| Given instruction |
Look through the data below and return each line where "this" appears.

| Data provided |
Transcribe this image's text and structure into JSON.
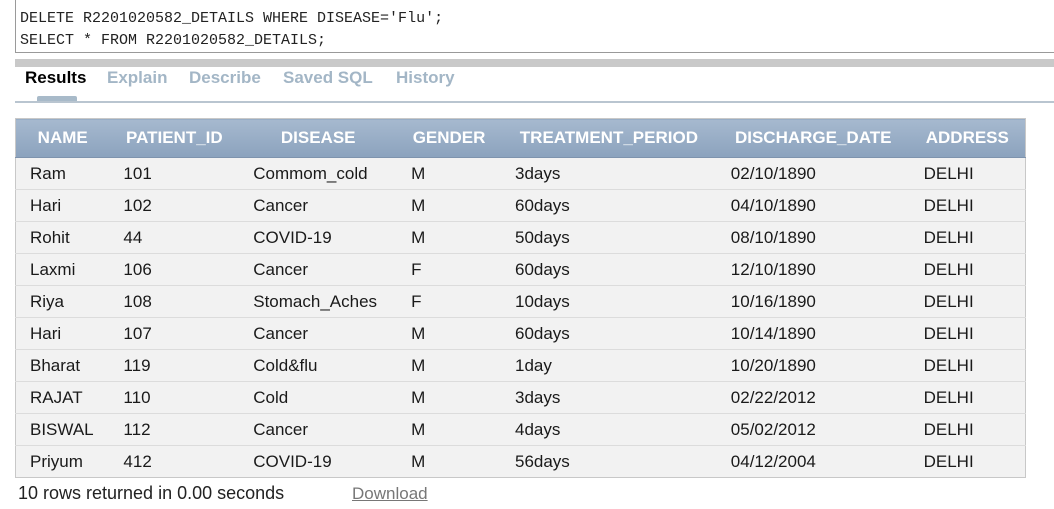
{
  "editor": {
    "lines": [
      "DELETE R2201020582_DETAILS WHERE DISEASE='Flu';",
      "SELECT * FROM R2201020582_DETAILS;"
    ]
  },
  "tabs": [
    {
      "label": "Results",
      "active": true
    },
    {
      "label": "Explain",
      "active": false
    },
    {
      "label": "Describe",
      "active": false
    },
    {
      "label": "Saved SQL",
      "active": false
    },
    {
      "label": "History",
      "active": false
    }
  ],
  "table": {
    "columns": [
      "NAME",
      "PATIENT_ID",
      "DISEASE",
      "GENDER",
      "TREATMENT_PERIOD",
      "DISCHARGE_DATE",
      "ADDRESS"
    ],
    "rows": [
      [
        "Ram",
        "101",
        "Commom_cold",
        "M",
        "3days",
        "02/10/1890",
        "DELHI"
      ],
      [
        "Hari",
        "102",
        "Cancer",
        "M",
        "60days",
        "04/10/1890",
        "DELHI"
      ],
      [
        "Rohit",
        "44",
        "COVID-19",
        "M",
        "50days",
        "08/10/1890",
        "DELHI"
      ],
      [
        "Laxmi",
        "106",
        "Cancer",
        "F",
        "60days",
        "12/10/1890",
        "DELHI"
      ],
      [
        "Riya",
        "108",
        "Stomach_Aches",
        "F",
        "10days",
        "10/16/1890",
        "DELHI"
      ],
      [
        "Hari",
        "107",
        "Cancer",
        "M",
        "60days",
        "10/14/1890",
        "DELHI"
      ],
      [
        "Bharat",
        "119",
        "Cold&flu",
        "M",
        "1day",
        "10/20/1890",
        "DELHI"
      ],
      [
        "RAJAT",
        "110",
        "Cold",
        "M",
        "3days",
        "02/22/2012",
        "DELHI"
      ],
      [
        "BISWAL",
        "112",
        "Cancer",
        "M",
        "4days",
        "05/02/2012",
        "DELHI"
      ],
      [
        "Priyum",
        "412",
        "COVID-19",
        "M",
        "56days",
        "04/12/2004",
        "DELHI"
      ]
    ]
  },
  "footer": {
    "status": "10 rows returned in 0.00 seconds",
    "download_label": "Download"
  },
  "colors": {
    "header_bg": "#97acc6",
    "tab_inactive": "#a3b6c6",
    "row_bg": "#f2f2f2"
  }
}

...

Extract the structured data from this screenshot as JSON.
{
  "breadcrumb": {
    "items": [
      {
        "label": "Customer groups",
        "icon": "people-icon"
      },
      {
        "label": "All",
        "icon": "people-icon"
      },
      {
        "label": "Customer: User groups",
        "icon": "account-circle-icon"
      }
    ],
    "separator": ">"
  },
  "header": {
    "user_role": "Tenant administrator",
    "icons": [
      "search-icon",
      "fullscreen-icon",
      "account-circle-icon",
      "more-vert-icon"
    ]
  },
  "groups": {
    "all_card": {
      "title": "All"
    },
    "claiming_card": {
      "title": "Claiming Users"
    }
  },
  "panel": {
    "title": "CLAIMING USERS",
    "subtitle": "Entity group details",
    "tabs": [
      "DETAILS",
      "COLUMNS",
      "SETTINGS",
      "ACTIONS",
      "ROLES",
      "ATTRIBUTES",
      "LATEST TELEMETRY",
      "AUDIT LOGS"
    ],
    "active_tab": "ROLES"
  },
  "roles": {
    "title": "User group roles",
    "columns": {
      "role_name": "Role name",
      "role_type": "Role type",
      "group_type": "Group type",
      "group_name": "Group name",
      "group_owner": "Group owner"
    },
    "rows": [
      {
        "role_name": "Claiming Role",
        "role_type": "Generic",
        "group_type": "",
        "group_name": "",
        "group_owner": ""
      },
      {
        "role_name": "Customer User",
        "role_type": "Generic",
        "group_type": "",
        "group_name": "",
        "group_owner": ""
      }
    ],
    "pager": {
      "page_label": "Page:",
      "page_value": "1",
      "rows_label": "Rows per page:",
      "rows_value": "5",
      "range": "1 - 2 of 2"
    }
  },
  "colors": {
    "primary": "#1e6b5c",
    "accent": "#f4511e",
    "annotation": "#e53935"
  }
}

| Response |
Transcribe this image's text and structure into JSON.
Extract the structured data from this screenshot as JSON.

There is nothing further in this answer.